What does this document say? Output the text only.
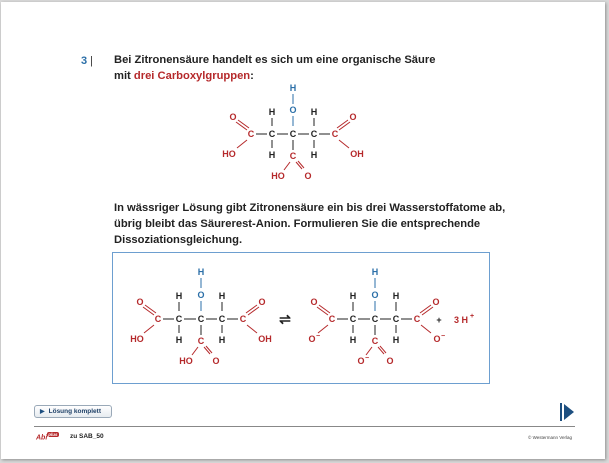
3 | Bei Zitronensäure handelt es sich um eine organische Säure
mit drei Carboxylgruppen:
H
O
H	H
O	O
C C C C C
HO	OH
H	H
C
HO O
In wässriger Lösung gibt Zitronensäure ein bis drei Wasserstoffatome ab,
übrig bleibt das Säurerest-Anion. Formulieren Sie die entsprechende
Dissoziationsgleichung.
H
O
H	H
O	O
C C C C C
HO	OH
H	H
C
HO O
⇌
H
O
H	H
O	O
C C C C C
O −	O −
H	H
C
O − O
+ 3 H +
▶ Lösung komplett
Abi$^{plus}$ zu SAB_50	© Westermann Verlag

══════

Task objective:
Every record is to be reproduced exactly, with no pictures included.

Answer for this exercise:
What does this document say? Output the text only.
3 | Bei Zitronensäure handelt es sich um eine organische Säure
mit drei Carboxylgruppen:
H
O
H	H
O	O
C C C C C
HO	OH
H	H
C
HO O
In wässriger Lösung gibt Zitronensäure ein bis drei Wasserstoffatome ab,
übrig bleibt das Säurerest-Anion. Formulieren Sie die entsprechende
Dissoziationsgleichung.
H
O
H	H
O	O
C C C C C
HO	OH
H	H
C
HO O
⇌
H
O
H	H
O	O
C C C C C
O −	O −
H	H
C
O − O
+ 3 H +
▶ Lösung komplett
Abi$^{plus}$ zu SAB_50	© Westermann Verlag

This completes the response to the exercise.